(Source records)
- - -

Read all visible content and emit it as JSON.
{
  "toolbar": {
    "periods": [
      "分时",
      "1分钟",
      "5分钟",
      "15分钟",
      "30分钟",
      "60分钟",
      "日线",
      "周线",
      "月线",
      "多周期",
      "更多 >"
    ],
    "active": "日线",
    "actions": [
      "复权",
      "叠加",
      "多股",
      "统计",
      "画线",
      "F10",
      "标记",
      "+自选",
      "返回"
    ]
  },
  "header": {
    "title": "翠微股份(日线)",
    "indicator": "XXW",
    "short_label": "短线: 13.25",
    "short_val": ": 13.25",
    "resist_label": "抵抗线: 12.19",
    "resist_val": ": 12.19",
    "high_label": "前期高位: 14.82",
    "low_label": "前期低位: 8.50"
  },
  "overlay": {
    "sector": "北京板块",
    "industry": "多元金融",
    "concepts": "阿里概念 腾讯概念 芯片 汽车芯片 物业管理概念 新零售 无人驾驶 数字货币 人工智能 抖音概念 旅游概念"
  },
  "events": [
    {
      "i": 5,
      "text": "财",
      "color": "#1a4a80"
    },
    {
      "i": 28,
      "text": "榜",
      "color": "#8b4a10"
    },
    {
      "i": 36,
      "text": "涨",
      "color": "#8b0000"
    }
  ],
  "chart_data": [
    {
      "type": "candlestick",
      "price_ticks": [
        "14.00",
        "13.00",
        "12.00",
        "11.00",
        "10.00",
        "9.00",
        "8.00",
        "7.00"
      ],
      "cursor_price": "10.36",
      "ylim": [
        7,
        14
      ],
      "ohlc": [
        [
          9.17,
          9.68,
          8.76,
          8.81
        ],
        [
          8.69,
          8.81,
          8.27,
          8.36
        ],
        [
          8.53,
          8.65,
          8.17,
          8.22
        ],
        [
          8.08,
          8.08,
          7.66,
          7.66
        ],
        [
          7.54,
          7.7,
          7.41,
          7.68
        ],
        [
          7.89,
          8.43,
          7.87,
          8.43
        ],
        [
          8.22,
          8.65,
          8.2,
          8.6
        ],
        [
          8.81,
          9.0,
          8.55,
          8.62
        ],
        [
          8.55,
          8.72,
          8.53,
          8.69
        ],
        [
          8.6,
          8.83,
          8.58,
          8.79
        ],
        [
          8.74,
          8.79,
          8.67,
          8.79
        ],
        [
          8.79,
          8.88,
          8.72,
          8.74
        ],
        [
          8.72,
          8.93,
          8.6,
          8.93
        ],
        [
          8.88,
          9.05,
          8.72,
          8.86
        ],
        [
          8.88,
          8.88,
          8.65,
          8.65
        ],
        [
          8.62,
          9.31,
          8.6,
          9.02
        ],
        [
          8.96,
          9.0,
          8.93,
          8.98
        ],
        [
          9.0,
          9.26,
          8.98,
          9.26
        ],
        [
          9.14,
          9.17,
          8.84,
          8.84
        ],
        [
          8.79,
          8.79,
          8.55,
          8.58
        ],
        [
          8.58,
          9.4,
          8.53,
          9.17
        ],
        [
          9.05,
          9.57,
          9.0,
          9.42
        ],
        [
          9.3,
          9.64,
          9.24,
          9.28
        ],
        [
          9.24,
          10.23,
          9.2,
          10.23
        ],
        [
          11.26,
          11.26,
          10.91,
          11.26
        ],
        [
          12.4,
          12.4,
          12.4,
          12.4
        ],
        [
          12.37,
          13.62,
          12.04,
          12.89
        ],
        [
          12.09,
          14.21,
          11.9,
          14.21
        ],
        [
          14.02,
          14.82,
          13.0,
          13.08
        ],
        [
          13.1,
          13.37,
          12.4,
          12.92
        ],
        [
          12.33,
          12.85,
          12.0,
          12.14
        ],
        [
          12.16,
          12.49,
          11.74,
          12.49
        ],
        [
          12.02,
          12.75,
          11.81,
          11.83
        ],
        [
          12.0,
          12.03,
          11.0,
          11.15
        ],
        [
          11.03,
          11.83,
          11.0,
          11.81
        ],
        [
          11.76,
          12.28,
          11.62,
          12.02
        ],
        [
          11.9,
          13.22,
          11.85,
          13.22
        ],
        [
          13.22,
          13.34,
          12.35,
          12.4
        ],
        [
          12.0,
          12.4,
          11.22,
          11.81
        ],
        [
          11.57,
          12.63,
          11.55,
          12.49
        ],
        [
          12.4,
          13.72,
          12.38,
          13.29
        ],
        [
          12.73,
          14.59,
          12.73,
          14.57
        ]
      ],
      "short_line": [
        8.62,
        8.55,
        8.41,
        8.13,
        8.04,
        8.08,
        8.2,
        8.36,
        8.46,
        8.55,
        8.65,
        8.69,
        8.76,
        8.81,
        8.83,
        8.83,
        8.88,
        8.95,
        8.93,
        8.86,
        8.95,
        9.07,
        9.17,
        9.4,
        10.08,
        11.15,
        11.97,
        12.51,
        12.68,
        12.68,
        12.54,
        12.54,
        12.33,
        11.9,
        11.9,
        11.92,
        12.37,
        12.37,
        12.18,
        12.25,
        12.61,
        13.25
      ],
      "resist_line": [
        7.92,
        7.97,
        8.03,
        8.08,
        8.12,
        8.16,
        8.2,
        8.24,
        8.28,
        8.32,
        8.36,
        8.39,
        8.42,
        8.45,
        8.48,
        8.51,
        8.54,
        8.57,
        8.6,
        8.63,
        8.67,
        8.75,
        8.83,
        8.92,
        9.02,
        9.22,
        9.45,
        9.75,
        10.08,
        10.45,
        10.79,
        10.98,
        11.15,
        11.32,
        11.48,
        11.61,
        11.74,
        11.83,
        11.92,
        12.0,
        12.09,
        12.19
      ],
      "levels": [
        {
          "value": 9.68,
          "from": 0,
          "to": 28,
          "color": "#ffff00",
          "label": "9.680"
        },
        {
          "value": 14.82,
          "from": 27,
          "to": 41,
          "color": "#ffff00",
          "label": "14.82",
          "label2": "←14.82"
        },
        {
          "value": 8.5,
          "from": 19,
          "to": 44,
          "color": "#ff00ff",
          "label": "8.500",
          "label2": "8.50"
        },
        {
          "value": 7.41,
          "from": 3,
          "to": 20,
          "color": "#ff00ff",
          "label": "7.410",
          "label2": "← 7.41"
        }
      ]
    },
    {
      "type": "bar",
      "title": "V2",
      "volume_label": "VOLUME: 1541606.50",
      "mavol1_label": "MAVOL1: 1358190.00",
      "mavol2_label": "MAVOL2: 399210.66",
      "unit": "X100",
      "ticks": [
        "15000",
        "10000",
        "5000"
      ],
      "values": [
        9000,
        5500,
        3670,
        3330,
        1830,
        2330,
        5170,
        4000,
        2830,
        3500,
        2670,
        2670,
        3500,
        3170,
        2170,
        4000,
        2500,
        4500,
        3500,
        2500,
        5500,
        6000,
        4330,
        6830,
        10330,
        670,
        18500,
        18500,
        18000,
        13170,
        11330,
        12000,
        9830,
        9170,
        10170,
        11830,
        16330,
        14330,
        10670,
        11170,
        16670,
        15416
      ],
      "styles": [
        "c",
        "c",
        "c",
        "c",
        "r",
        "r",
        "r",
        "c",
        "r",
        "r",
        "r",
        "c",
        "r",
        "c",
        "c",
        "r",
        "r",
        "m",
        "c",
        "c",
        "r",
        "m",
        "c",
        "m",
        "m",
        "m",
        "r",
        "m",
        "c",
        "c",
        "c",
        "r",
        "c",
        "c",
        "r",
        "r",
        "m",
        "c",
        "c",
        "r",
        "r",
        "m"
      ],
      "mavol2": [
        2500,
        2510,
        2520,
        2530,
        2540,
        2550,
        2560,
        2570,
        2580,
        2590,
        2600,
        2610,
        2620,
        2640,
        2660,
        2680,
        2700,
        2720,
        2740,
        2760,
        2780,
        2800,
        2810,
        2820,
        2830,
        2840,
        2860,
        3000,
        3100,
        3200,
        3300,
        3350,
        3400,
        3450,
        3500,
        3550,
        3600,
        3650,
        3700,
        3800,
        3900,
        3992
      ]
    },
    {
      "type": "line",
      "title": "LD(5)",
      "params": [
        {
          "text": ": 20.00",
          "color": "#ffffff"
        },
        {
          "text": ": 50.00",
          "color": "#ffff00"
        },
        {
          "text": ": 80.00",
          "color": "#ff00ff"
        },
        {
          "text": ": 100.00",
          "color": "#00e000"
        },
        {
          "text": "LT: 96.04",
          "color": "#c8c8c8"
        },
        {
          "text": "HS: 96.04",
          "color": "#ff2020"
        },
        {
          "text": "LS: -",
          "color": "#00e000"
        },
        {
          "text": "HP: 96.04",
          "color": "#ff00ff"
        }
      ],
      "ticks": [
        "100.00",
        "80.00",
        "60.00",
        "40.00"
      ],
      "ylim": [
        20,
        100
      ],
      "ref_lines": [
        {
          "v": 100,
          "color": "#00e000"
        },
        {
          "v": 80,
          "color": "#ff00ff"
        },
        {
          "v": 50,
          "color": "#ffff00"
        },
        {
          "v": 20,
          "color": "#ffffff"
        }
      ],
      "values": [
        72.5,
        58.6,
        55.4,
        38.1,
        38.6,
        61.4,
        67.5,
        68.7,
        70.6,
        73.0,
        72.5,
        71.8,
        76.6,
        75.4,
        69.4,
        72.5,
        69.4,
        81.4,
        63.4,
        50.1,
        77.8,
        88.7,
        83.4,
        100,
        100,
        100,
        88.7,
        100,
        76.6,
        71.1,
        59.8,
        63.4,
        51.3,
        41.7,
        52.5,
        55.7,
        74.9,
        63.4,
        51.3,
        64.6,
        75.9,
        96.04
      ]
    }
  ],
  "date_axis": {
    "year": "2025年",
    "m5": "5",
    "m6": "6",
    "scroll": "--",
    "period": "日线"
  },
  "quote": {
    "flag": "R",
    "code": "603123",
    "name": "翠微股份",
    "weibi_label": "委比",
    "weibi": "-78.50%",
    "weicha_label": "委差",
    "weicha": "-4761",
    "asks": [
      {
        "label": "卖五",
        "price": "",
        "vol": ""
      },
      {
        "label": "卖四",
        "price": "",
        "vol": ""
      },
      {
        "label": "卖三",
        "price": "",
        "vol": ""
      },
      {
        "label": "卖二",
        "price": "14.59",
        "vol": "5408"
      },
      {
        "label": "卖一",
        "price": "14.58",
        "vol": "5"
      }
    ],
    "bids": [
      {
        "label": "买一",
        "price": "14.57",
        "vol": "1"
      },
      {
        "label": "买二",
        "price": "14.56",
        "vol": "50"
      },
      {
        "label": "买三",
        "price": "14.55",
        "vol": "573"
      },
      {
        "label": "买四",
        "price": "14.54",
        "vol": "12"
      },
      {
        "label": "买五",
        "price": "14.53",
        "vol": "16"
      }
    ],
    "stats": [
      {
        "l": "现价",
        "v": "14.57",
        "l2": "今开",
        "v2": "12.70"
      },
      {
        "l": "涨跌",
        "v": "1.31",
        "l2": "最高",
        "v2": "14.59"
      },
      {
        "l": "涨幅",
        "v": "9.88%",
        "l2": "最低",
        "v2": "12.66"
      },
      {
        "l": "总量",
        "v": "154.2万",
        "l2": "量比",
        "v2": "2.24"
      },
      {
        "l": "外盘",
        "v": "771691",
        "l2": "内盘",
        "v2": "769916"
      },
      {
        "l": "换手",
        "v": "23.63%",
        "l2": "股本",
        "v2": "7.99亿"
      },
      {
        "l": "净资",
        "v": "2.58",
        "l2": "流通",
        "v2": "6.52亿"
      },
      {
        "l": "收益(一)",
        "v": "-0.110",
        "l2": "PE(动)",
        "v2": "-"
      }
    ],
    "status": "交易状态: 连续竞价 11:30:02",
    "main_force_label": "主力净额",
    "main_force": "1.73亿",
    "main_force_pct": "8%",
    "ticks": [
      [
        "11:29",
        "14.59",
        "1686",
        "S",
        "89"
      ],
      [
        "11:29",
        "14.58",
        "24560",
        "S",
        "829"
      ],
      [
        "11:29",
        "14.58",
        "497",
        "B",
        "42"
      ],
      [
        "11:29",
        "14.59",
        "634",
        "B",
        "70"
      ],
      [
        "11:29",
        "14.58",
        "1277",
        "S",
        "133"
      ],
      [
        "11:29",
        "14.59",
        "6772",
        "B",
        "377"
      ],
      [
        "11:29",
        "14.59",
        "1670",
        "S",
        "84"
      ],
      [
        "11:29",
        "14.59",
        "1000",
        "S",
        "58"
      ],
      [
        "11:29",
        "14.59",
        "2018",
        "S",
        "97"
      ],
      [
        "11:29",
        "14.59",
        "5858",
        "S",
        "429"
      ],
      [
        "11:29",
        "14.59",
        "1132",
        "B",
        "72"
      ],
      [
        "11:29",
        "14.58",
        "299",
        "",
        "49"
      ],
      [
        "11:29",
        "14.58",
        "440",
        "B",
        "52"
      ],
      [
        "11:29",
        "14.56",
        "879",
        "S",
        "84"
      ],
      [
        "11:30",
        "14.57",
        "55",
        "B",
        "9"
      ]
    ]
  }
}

- - -

▶ [Stated exercise]
Copy each line of the records containing the string "text".

▶ [Task response]
      "text": "财",
      "text": "榜",
      "text": "涨",
          "text": ": 20.00",
          "text": ": 50.00",
          "text": ": 80.00",
          "text": ": 100.00",
          "text": "LT: 96.04",
          "text": "HS: 96.04",
          "text": "LS: -",
          "text": "HP: 96.04",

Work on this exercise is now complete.